■ Objective:
Drop the pictures, then extract the listing word for word.

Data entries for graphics
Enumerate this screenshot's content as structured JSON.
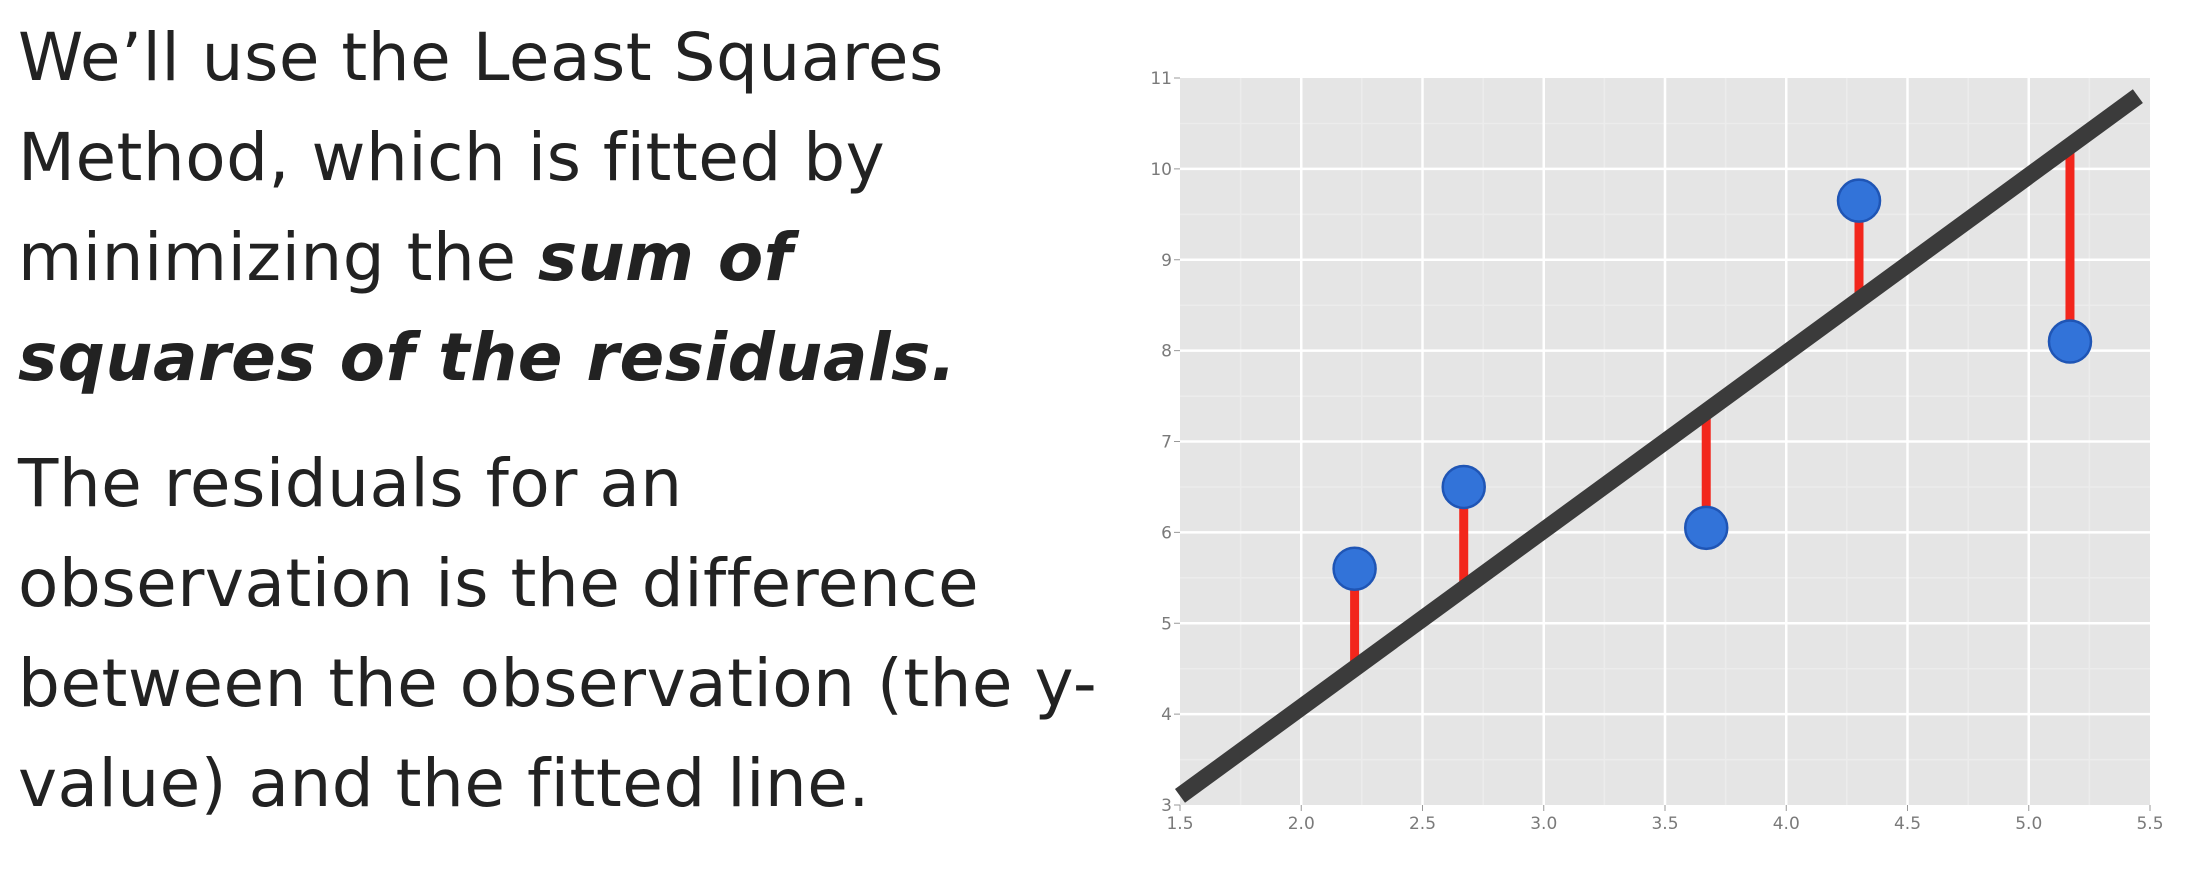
{
  "text": {
    "para1_plain": "We’ll use the Least Squares Method, which is fitted by minimizing the ",
    "para1_emph": "sum of squares of the residuals.",
    "para2": "The residuals for an observation is the difference between the observation (the y-value) and the fitted line."
  },
  "chart_data": {
    "type": "scatter",
    "title": "",
    "xlabel": "",
    "ylabel": "",
    "xlim": [
      1.5,
      5.5
    ],
    "ylim": [
      3,
      11
    ],
    "grid": true,
    "x_ticks": [
      "1.5",
      "2.0",
      "2.5",
      "3.0",
      "3.5",
      "4.0",
      "4.5",
      "5.0",
      "5.5"
    ],
    "y_ticks": [
      "3",
      "4",
      "5",
      "6",
      "7",
      "8",
      "9",
      "10",
      "11"
    ],
    "points": [
      {
        "x": 2.22,
        "y": 5.6
      },
      {
        "x": 2.67,
        "y": 6.5
      },
      {
        "x": 3.67,
        "y": 6.05
      },
      {
        "x": 4.3,
        "y": 9.65
      },
      {
        "x": 5.17,
        "y": 8.1
      }
    ],
    "fitted_line": {
      "x1": 1.5,
      "y1": 3.1,
      "x2": 5.45,
      "y2": 10.8
    },
    "colors": {
      "panel": "#e5e5e5",
      "grid": "#ffffff",
      "point": "#3273d9",
      "point_edge": "#1f55b5",
      "residual": "#f2261c",
      "fit_line": "#3b3b3b"
    }
  }
}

■ Finished answer:
Enumerate this screenshot's content as structured JSON.
{
  "text": {
    "para1_plain": "We’ll use the Least Squares Method, which is fitted by minimizing the ",
    "para1_emph": "sum of squares of the residuals.",
    "para2": "The residuals for an observation is the difference between the observation (the y-value) and the fitted line."
  },
  "chart_data": {
    "type": "scatter",
    "title": "",
    "xlabel": "",
    "ylabel": "",
    "xlim": [
      1.5,
      5.5
    ],
    "ylim": [
      3,
      11
    ],
    "grid": true,
    "x_ticks": [
      "1.5",
      "2.0",
      "2.5",
      "3.0",
      "3.5",
      "4.0",
      "4.5",
      "5.0",
      "5.5"
    ],
    "y_ticks": [
      "3",
      "4",
      "5",
      "6",
      "7",
      "8",
      "9",
      "10",
      "11"
    ],
    "points": [
      {
        "x": 2.22,
        "y": 5.6
      },
      {
        "x": 2.67,
        "y": 6.5
      },
      {
        "x": 3.67,
        "y": 6.05
      },
      {
        "x": 4.3,
        "y": 9.65
      },
      {
        "x": 5.17,
        "y": 8.1
      }
    ],
    "fitted_line": {
      "x1": 1.5,
      "y1": 3.1,
      "x2": 5.45,
      "y2": 10.8
    },
    "colors": {
      "panel": "#e5e5e5",
      "grid": "#ffffff",
      "point": "#3273d9",
      "point_edge": "#1f55b5",
      "residual": "#f2261c",
      "fit_line": "#3b3b3b"
    }
  }
}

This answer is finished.